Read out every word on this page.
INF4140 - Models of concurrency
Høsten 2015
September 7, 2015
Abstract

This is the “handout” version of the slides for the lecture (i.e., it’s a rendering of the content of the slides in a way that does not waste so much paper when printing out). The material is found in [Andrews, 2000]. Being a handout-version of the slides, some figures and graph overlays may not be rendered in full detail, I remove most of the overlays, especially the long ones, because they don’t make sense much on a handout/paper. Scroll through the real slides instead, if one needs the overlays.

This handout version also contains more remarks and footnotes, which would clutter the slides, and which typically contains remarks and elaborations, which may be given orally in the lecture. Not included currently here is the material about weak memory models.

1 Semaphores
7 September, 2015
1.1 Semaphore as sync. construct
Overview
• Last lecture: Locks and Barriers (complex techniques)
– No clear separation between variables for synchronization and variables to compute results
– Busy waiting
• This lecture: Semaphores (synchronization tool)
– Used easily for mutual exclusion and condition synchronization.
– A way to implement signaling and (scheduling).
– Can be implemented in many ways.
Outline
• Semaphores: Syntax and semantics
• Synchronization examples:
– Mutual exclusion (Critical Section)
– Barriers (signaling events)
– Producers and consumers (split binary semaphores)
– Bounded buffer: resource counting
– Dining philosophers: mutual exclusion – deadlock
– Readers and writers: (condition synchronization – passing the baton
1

####################

◆ **PROBLEM DESCRIPTION**: How many lines of these entries contain the string "Barriers"? Reply with the number alone.

◆ **THE RESULT**: 2